▶ [Dataset excerpt]
BEGIN

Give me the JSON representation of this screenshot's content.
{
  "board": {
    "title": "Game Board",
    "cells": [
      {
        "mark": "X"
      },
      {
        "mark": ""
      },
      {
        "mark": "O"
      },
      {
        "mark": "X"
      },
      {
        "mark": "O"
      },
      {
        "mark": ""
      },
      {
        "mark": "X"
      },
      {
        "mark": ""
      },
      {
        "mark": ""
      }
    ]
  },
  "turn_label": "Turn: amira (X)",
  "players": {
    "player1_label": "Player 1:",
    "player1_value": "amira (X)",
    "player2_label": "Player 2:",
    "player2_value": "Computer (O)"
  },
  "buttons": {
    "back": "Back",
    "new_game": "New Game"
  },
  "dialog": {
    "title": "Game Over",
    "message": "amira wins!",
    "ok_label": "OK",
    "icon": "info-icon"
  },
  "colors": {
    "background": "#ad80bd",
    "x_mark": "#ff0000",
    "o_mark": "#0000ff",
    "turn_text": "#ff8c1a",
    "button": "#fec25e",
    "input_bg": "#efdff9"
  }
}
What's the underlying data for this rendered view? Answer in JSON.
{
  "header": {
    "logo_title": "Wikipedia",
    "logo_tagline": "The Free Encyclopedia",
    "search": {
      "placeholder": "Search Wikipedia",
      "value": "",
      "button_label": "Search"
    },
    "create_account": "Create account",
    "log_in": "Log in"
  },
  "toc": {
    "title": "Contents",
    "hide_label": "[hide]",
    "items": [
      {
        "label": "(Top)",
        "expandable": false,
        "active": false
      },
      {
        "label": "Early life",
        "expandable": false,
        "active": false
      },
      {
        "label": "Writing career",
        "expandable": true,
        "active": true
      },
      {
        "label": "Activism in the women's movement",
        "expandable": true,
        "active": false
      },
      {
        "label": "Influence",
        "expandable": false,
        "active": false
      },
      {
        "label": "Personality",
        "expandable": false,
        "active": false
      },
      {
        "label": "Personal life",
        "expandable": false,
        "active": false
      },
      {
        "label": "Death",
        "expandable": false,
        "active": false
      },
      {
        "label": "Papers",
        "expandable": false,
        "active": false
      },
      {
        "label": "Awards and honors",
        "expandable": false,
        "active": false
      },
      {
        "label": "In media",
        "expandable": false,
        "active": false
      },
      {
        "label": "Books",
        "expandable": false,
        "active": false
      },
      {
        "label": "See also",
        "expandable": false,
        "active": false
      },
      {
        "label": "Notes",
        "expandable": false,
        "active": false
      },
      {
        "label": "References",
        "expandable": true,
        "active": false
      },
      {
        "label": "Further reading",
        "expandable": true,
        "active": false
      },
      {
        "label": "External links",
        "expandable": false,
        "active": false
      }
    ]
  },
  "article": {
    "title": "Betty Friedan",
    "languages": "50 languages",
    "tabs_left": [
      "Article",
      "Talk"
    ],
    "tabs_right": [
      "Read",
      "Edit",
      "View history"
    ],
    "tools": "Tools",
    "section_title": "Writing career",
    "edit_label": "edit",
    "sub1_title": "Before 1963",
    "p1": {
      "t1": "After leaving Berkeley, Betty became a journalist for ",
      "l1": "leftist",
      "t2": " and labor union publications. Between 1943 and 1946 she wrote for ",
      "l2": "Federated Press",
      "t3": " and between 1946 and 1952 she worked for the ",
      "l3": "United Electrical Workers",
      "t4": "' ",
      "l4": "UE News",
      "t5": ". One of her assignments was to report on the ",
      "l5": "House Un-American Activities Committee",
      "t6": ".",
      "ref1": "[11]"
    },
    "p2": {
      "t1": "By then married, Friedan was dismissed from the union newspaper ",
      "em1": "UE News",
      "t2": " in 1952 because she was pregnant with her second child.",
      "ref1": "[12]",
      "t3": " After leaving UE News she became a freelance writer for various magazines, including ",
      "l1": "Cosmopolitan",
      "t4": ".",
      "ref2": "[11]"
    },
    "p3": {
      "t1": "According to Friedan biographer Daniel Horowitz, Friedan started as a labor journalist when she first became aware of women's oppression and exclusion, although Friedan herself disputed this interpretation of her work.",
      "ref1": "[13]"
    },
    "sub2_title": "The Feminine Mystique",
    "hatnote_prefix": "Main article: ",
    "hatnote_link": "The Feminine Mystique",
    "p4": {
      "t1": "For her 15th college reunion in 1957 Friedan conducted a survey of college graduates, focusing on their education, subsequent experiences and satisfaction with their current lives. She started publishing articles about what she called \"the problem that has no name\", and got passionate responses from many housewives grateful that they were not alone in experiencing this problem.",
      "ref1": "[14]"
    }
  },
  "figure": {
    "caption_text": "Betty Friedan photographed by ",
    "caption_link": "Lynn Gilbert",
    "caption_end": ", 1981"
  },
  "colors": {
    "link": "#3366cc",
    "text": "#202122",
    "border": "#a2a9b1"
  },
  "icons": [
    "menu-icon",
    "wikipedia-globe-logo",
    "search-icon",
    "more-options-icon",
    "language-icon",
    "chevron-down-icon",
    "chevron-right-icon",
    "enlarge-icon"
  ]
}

END

▶ [DESCRIPTION OF THE TASK]
State how many lines of the listing above include the word "this". Give nothing but the number.

▶ [FINAL RESULT]
4